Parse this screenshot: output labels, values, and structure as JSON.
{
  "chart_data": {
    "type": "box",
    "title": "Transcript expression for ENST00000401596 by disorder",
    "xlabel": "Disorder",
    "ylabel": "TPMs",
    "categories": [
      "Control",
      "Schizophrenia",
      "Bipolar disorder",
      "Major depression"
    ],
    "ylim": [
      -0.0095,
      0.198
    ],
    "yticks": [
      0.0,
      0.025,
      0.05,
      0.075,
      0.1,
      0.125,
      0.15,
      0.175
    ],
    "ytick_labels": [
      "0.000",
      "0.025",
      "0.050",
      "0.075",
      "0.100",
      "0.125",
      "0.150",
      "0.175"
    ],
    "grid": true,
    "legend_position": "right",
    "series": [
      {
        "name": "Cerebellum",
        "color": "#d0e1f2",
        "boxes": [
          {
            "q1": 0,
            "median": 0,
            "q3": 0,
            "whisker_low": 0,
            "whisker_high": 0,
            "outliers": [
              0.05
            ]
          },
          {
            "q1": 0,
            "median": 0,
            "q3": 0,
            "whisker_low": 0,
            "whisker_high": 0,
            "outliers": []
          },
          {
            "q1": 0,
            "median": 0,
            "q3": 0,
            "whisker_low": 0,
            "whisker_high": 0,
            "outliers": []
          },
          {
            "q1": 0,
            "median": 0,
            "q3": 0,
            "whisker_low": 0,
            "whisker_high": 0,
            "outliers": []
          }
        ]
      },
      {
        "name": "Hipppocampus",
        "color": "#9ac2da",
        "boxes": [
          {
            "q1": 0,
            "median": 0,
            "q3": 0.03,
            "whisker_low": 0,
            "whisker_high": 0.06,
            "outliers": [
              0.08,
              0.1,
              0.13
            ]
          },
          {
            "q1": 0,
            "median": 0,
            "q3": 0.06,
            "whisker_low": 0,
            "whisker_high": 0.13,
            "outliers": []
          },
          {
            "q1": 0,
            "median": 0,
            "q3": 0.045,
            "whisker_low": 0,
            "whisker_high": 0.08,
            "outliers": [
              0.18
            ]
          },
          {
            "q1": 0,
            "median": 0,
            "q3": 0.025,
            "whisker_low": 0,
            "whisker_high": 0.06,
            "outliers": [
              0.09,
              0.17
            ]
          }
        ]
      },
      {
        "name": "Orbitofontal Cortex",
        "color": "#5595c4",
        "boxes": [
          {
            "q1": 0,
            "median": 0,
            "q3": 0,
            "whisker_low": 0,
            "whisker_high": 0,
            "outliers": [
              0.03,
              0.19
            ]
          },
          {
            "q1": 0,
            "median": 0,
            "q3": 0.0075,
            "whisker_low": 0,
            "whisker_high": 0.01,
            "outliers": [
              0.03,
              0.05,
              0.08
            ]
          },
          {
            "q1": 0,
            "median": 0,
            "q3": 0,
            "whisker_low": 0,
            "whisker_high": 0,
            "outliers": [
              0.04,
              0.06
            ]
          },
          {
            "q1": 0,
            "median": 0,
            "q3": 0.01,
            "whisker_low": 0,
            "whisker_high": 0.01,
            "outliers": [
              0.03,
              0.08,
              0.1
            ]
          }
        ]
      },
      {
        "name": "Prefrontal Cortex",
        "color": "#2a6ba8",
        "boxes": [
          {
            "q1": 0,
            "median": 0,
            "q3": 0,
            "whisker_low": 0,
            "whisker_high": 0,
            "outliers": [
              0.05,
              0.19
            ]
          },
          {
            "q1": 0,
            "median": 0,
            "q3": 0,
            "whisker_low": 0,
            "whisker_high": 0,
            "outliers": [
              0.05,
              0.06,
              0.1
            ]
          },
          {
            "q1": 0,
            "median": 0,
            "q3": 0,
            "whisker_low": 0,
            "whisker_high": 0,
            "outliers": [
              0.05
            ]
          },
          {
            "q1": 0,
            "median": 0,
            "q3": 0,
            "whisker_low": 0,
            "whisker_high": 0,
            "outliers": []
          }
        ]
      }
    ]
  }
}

•••

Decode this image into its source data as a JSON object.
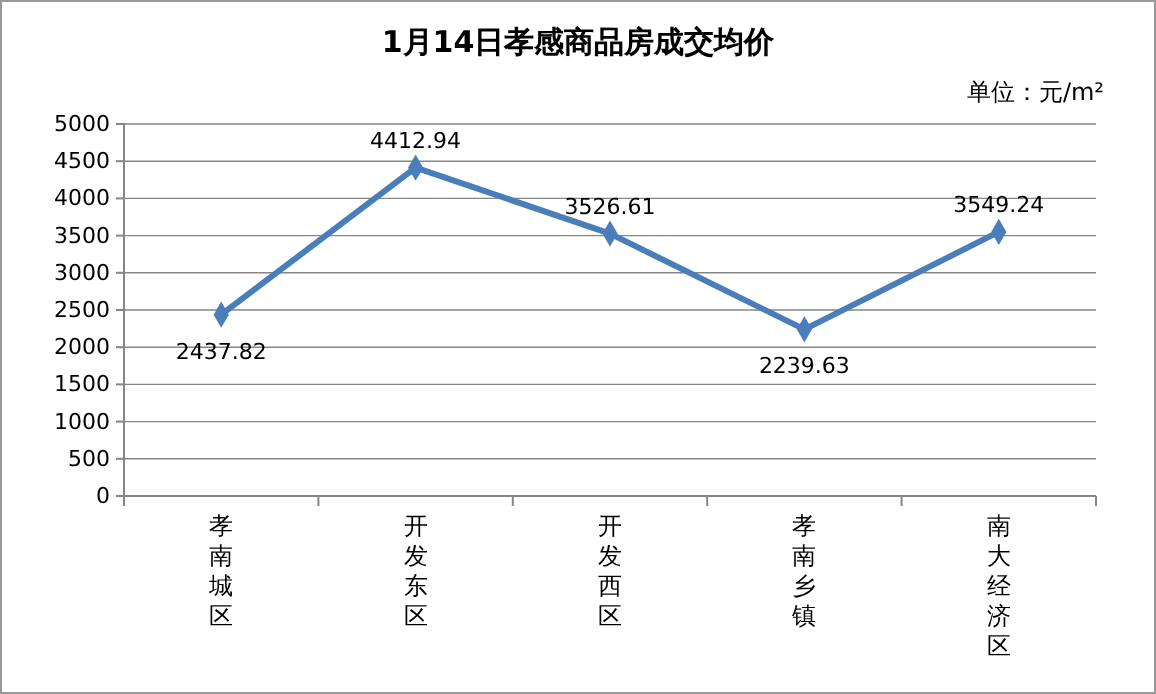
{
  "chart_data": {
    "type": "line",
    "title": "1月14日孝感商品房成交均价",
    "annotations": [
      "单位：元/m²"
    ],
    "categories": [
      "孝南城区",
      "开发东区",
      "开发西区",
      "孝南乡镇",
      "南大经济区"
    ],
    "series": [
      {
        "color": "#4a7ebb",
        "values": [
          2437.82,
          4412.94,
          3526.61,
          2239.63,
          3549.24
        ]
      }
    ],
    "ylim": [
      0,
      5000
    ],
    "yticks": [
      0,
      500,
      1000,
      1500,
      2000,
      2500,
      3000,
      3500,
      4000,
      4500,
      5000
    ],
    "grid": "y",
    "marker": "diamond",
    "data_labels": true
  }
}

•••

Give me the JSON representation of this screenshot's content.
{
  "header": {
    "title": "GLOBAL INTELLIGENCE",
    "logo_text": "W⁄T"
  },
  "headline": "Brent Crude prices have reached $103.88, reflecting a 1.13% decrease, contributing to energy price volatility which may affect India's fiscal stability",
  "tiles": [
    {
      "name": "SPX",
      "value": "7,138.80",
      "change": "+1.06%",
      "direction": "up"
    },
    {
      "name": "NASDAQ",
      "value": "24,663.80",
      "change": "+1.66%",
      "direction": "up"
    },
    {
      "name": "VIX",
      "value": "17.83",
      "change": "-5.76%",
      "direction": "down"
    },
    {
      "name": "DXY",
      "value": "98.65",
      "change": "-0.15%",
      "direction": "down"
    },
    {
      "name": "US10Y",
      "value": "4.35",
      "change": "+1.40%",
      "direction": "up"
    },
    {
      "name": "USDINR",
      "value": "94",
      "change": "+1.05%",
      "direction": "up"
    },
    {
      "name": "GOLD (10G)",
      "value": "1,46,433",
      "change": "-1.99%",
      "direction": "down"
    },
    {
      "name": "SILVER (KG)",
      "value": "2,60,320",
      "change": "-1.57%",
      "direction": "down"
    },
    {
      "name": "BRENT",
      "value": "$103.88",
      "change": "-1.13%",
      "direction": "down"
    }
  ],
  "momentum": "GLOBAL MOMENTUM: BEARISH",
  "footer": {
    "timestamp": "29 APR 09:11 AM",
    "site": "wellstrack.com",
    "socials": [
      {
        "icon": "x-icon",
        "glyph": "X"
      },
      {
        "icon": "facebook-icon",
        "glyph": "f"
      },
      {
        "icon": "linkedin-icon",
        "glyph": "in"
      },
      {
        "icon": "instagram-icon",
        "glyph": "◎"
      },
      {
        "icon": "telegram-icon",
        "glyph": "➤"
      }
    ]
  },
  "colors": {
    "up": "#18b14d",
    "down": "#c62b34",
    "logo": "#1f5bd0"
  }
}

•••

**GOAL OF THE EXERCISE:**
In the listing, find all lines with the string "screenshot" and copy them.

**OUTPUT OF THE EXERCISE:**
Parse this screenshot: output labels, values, and structure as JSON.
Give me the JSON representation of this screenshot's content.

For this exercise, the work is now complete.